• _RECORD EXTRACTS_:
━━━━━━

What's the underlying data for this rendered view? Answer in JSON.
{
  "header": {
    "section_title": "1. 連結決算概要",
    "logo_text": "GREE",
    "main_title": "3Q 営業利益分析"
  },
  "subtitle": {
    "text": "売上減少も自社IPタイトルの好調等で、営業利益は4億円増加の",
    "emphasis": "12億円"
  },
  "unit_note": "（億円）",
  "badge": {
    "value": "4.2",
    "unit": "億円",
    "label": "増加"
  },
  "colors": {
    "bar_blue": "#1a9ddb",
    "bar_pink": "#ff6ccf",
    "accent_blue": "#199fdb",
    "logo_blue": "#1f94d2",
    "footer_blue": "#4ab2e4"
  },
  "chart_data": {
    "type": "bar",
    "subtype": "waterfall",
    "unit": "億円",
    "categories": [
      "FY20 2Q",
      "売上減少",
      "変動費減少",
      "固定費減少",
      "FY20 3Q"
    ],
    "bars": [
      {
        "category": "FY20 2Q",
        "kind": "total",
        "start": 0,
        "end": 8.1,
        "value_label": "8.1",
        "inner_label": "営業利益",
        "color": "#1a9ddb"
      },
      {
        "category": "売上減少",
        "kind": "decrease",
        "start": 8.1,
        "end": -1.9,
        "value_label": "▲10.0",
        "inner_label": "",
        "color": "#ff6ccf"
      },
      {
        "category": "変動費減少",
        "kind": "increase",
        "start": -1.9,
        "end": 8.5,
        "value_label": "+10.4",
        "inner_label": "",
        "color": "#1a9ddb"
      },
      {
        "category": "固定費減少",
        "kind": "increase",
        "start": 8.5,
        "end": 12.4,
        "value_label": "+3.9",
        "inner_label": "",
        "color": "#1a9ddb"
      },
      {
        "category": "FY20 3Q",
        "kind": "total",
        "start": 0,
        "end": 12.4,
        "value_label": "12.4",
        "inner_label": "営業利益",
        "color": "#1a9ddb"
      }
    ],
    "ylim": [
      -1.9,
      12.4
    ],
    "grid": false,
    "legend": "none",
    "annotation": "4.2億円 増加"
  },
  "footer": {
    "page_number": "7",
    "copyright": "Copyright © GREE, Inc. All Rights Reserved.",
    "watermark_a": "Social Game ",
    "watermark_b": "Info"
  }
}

━━━━━━

• _THE REQUEST_: Return every entry exactly as given.

• _RESULT OF THIS TASK_:
What's the underlying data for this rendered view? Answer in JSON.
{
  "header": {
    "section_title": "1. 連結決算概要",
    "logo_text": "GREE",
    "main_title": "3Q 営業利益分析"
  },
  "subtitle": {
    "text": "売上減少も自社IPタイトルの好調等で、営業利益は4億円増加の",
    "emphasis": "12億円"
  },
  "unit_note": "（億円）",
  "badge": {
    "value": "4.2",
    "unit": "億円",
    "label": "増加"
  },
  "colors": {
    "bar_blue": "#1a9ddb",
    "bar_pink": "#ff6ccf",
    "accent_blue": "#199fdb",
    "logo_blue": "#1f94d2",
    "footer_blue": "#4ab2e4"
  },
  "chart_data": {
    "type": "bar",
    "subtype": "waterfall",
    "unit": "億円",
    "categories": [
      "FY20 2Q",
      "売上減少",
      "変動費減少",
      "固定費減少",
      "FY20 3Q"
    ],
    "bars": [
      {
        "category": "FY20 2Q",
        "kind": "total",
        "start": 0,
        "end": 8.1,
        "value_label": "8.1",
        "inner_label": "営業利益",
        "color": "#1a9ddb"
      },
      {
        "category": "売上減少",
        "kind": "decrease",
        "start": 8.1,
        "end": -1.9,
        "value_label": "▲10.0",
        "inner_label": "",
        "color": "#ff6ccf"
      },
      {
        "category": "変動費減少",
        "kind": "increase",
        "start": -1.9,
        "end": 8.5,
        "value_label": "+10.4",
        "inner_label": "",
        "color": "#1a9ddb"
      },
      {
        "category": "固定費減少",
        "kind": "increase",
        "start": 8.5,
        "end": 12.4,
        "value_label": "+3.9",
        "inner_label": "",
        "color": "#1a9ddb"
      },
      {
        "category": "FY20 3Q",
        "kind": "total",
        "start": 0,
        "end": 12.4,
        "value_label": "12.4",
        "inner_label": "営業利益",
        "color": "#1a9ddb"
      }
    ],
    "ylim": [
      -1.9,
      12.4
    ],
    "grid": false,
    "legend": "none",
    "annotation": "4.2億円 増加"
  },
  "footer": {
    "page_number": "7",
    "copyright": "Copyright © GREE, Inc. All Rights Reserved.",
    "watermark_a": "Social Game ",
    "watermark_b": "Info"
  }
}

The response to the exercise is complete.